-- What needs to be done --
Count the lines in the material below that contain the string "auto", treating uppercase and lowercase as different, and give only the number.

-- Supplied entries --
+++

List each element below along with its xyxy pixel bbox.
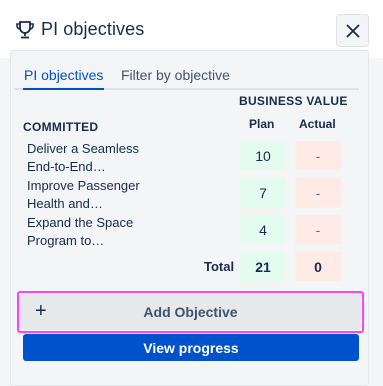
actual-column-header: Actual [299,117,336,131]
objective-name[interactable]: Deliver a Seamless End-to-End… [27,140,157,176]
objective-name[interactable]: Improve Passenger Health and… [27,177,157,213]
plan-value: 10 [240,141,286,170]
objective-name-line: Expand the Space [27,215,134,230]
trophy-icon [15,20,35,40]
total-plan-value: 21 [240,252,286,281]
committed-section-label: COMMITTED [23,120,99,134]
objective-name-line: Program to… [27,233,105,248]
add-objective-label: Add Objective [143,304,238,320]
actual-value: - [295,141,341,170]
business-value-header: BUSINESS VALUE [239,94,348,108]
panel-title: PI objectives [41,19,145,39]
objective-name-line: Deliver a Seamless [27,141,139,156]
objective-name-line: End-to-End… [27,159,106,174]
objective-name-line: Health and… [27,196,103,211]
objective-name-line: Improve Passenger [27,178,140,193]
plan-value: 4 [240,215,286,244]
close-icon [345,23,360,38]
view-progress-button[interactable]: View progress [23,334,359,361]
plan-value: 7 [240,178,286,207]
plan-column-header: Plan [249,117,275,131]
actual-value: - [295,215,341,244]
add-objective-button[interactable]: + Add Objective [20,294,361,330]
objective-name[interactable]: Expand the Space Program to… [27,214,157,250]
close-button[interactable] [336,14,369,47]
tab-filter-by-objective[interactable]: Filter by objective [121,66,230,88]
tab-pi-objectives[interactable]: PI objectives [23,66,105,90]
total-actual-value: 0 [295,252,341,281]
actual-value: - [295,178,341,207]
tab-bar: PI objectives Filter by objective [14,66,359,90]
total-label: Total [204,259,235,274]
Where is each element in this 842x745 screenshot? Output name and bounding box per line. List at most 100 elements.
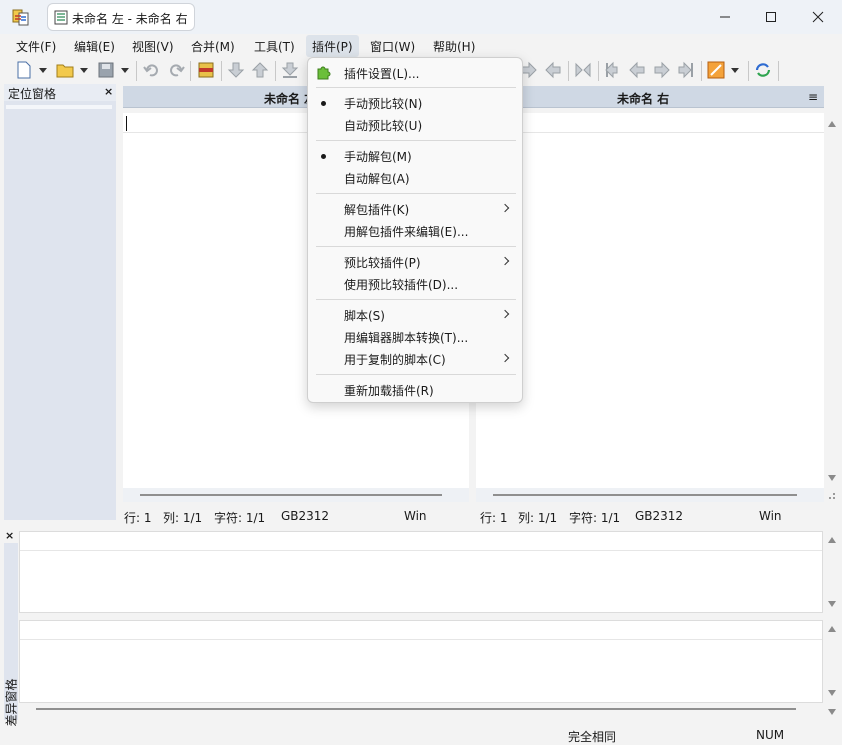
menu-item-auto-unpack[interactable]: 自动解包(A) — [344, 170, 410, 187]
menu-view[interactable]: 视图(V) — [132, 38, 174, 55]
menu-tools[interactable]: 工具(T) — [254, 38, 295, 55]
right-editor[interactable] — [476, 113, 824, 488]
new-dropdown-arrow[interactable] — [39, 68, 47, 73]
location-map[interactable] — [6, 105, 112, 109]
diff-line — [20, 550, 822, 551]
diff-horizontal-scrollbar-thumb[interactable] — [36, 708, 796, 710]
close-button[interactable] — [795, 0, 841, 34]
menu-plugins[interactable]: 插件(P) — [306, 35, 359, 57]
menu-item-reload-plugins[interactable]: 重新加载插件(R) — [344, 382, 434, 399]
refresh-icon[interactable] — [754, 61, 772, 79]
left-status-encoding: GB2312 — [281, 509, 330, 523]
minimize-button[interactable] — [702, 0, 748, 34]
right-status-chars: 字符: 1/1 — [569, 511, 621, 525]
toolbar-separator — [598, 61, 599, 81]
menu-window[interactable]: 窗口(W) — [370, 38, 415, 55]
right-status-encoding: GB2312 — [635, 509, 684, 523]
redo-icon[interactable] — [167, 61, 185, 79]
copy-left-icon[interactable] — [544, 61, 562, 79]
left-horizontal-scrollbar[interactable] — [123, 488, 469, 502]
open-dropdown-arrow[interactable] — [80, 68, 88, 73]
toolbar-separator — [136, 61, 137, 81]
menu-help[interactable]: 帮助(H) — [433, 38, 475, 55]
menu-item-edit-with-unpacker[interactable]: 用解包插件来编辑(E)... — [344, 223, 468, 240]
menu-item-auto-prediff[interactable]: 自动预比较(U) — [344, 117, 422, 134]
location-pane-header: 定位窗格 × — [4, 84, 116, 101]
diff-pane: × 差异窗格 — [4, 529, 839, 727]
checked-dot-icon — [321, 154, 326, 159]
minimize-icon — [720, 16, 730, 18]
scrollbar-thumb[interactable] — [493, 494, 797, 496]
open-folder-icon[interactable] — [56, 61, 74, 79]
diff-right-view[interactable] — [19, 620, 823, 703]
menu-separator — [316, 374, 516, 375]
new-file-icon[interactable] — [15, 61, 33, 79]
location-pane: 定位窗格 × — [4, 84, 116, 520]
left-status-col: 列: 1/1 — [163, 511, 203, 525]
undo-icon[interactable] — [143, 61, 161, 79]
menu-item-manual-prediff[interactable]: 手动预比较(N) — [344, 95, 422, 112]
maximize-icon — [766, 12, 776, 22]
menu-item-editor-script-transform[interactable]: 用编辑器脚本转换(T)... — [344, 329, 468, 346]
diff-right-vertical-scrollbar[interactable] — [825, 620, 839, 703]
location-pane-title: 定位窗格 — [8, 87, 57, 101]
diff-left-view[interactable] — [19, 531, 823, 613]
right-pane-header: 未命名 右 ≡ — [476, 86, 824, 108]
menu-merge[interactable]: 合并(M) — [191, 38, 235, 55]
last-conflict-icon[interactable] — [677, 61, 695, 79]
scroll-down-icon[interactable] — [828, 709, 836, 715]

+++

-- Full output --
2